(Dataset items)
○ ○ ○ ○ ○
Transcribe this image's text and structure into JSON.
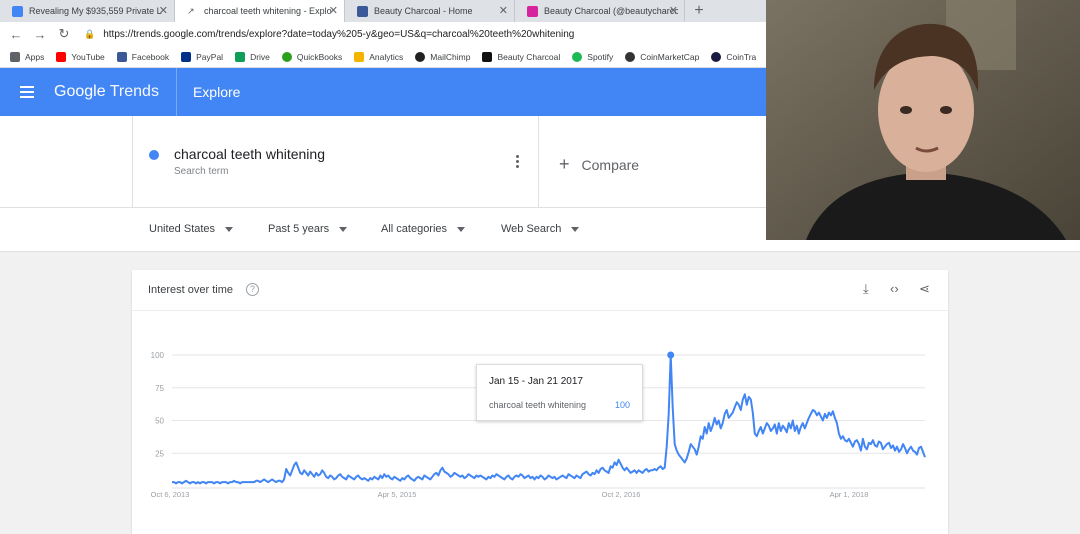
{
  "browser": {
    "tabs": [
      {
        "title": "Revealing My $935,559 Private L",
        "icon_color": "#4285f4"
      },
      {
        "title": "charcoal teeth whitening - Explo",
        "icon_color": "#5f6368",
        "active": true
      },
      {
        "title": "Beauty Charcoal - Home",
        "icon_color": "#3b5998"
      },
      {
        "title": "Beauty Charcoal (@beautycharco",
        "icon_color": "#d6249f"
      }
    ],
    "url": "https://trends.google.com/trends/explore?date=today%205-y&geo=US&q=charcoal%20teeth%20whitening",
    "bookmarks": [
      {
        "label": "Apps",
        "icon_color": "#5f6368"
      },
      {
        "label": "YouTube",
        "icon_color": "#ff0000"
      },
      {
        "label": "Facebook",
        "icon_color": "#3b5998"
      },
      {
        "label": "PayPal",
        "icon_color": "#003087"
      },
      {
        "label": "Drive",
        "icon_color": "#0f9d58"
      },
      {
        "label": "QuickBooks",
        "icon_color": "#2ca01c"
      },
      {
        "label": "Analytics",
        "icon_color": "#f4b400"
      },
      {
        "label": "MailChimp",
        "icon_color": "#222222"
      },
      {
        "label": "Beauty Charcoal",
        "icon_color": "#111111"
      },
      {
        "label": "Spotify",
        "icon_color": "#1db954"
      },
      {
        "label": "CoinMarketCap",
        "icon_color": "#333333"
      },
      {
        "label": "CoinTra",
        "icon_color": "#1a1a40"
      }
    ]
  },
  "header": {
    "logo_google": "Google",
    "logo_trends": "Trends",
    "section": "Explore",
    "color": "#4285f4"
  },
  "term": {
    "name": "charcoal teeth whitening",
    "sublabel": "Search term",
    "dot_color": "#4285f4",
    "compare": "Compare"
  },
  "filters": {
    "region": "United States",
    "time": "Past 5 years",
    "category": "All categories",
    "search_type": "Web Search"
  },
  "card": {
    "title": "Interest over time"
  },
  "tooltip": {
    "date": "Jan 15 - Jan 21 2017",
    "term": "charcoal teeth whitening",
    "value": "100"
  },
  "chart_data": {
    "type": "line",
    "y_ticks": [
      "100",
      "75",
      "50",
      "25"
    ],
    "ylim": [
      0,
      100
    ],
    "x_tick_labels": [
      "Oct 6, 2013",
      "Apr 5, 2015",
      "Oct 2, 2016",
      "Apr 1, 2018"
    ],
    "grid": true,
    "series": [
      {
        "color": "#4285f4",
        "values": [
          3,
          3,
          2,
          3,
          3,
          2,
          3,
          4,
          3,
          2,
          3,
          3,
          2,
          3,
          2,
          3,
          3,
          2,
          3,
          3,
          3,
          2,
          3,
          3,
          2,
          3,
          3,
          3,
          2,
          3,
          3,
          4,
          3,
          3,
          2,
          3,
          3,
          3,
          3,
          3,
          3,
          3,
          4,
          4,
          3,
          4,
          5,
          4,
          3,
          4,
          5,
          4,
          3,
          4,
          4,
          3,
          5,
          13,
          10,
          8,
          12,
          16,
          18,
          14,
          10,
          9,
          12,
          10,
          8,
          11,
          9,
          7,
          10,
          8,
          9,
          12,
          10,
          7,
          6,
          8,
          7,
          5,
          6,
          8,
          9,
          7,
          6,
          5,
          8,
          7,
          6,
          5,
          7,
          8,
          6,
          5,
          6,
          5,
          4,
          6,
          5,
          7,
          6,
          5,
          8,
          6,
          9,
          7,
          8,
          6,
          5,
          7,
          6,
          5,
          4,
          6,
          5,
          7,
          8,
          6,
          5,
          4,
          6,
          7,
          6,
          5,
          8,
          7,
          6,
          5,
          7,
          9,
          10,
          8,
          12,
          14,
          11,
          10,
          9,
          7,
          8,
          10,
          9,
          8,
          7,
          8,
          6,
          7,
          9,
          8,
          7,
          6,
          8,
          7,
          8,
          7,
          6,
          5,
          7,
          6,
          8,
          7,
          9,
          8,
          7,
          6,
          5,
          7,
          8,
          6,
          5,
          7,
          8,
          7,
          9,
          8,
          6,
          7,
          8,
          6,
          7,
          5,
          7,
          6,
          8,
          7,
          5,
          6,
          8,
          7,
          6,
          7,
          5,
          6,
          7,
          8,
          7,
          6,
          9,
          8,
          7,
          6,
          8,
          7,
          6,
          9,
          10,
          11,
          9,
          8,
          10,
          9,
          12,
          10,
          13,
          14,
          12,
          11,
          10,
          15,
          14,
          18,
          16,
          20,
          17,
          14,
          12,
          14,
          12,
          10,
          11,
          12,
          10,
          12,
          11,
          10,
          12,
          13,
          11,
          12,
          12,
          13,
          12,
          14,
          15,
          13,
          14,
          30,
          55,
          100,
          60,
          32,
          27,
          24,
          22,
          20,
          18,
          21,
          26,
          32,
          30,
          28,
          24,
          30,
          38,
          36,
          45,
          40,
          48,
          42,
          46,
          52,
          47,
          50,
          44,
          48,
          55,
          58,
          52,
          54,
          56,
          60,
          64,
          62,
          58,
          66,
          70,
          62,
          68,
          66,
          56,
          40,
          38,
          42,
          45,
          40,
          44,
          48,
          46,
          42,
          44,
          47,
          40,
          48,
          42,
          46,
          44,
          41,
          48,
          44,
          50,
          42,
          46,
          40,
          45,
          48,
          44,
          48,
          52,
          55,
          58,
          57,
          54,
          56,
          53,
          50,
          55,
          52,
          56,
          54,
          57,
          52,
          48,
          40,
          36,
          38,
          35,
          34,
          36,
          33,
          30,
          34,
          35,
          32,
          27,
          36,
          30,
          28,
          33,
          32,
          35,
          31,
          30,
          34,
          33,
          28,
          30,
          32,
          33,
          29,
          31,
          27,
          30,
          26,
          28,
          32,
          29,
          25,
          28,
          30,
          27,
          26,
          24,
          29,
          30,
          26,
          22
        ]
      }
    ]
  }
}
○ ○ ○ ○ ○
Filter for "date". Return all lines that hold it.

    "url": "https://trends.google.com/trends/explore?date=today%205-y&geo=US&q=charcoal%20teeth%20whitening",
    "date": "Jan 15 - Jan 21 2017",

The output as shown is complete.